====== DATA ROWS
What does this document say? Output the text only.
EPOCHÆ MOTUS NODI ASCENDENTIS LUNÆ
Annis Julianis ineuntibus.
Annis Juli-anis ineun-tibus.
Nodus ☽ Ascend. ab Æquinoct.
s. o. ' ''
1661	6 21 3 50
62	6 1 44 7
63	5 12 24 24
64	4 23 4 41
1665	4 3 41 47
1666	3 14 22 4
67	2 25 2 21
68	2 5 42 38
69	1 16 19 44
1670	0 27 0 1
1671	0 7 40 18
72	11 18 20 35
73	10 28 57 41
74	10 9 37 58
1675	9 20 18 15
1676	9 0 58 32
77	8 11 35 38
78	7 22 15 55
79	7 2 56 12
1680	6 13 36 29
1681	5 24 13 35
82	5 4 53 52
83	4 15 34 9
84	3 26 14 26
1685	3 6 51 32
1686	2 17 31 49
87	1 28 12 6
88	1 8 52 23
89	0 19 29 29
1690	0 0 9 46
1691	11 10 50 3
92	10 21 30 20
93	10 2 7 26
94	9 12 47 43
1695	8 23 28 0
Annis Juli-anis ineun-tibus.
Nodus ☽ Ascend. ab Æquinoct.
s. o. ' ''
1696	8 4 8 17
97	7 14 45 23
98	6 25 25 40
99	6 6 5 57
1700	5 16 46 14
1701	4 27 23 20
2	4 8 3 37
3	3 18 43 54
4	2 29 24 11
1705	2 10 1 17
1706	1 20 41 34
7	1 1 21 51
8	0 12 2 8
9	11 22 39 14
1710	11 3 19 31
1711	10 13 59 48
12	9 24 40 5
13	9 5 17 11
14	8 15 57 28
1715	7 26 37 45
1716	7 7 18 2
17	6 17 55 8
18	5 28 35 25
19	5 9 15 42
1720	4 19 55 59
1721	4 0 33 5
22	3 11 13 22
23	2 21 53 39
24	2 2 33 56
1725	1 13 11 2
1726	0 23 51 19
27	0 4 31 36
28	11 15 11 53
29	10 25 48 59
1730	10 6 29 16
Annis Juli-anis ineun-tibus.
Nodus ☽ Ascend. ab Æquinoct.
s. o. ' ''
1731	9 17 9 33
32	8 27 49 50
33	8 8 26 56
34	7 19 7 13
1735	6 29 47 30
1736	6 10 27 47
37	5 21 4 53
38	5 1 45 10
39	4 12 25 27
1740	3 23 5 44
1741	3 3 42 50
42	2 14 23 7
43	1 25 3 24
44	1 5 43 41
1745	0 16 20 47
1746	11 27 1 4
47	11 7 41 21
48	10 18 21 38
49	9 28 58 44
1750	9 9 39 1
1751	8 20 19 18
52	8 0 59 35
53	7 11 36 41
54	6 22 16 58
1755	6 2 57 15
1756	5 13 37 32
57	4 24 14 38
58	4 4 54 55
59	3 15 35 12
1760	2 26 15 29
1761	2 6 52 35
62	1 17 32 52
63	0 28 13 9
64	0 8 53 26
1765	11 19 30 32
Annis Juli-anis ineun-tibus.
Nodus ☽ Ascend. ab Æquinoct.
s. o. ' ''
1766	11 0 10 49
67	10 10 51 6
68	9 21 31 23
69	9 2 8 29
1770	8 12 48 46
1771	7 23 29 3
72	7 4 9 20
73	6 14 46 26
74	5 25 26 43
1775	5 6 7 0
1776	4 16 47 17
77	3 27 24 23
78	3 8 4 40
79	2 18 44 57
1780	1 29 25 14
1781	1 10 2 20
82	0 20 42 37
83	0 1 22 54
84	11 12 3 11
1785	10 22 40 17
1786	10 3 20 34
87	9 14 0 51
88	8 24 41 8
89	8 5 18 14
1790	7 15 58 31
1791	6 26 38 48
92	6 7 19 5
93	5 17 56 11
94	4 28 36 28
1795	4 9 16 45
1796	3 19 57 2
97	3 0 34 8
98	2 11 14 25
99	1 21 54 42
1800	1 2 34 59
============
Return all of the data word for word.

What does this document say? Output the text only.
EPOCHÆ MOTUS NODI ASCENDENTIS LUNÆ
Annis Julianis ineuntibus.
Annis Juli-anis ineun-tibus.
Nodus ☽ Ascend. ab Æquinoct.
s. o. ' ''
1661	6 21 3 50
62	6 1 44 7
63	5 12 24 24
64	4 23 4 41
1665	4 3 41 47
1666	3 14 22 4
67	2 25 2 21
68	2 5 42 38
69	1 16 19 44
1670	0 27 0 1
1671	0 7 40 18
72	11 18 20 35
73	10 28 57 41
74	10 9 37 58
1675	9 20 18 15
1676	9 0 58 32
77	8 11 35 38
78	7 22 15 55
79	7 2 56 12
1680	6 13 36 29
1681	5 24 13 35
82	5 4 53 52
83	4 15 34 9
84	3 26 14 26
1685	3 6 51 32
1686	2 17 31 49
87	1 28 12 6
88	1 8 52 23
89	0 19 29 29
1690	0 0 9 46
1691	11 10 50 3
92	10 21 30 20
93	10 2 7 26
94	9 12 47 43
1695	8 23 28 0
Annis Juli-anis ineun-tibus.
Nodus ☽ Ascend. ab Æquinoct.
s. o. ' ''
1696	8 4 8 17
97	7 14 45 23
98	6 25 25 40
99	6 6 5 57
1700	5 16 46 14
1701	4 27 23 20
2	4 8 3 37
3	3 18 43 54
4	2 29 24 11
1705	2 10 1 17
1706	1 20 41 34
7	1 1 21 51
8	0 12 2 8
9	11 22 39 14
1710	11 3 19 31
1711	10 13 59 48
12	9 24 40 5
13	9 5 17 11
14	8 15 57 28
1715	7 26 37 45
1716	7 7 18 2
17	6 17 55 8
18	5 28 35 25
19	5 9 15 42
1720	4 19 55 59
1721	4 0 33 5
22	3 11 13 22
23	2 21 53 39
24	2 2 33 56
1725	1 13 11 2
1726	0 23 51 19
27	0 4 31 36
28	11 15 11 53
29	10 25 48 59
1730	10 6 29 16
Annis Juli-anis ineun-tibus.
Nodus ☽ Ascend. ab Æquinoct.
s. o. ' ''
1731	9 17 9 33
32	8 27 49 50
33	8 8 26 56
34	7 19 7 13
1735	6 29 47 30
1736	6 10 27 47
37	5 21 4 53
38	5 1 45 10
39	4 12 25 27
1740	3 23 5 44
1741	3 3 42 50
42	2 14 23 7
43	1 25 3 24
44	1 5 43 41
1745	0 16 20 47
1746	11 27 1 4
47	11 7 41 21
48	10 18 21 38
49	9 28 58 44
1750	9 9 39 1
1751	8 20 19 18
52	8 0 59 35
53	7 11 36 41
54	6 22 16 58
1755	6 2 57 15
1756	5 13 37 32
57	4 24 14 38
58	4 4 54 55
59	3 15 35 12
1760	2 26 15 29
1761	2 6 52 35
62	1 17 32 52
63	0 28 13 9
64	0 8 53 26
1765	11 19 30 32
Annis Juli-anis ineun-tibus.
Nodus ☽ Ascend. ab Æquinoct.
s. o. ' ''
1766	11 0 10 49
67	10 10 51 6
68	9 21 31 23
69	9 2 8 29
1770	8 12 48 46
1771	7 23 29 3
72	7 4 9 20
73	6 14 46 26
74	5 25 26 43
1775	5 6 7 0
1776	4 16 47 17
77	3 27 24 23
78	3 8 4 40
79	2 18 44 57
1780	1 29 25 14
1781	1 10 2 20
82	0 20 42 37
83	0 1 22 54
84	11 12 3 11
1785	10 22 40 17
1786	10 3 20 34
87	9 14 0 51
88	8 24 41 8
89	8 5 18 14
1790	7 15 58 31
1791	6 26 38 48
92	6 7 19 5
93	5 17 56 11
94	4 28 36 28
1795	4 9 16 45
1796	3 19 57 2
97	3 0 34 8
98	2 11 14 25
99	1 21 54 42
1800	1 2 34 59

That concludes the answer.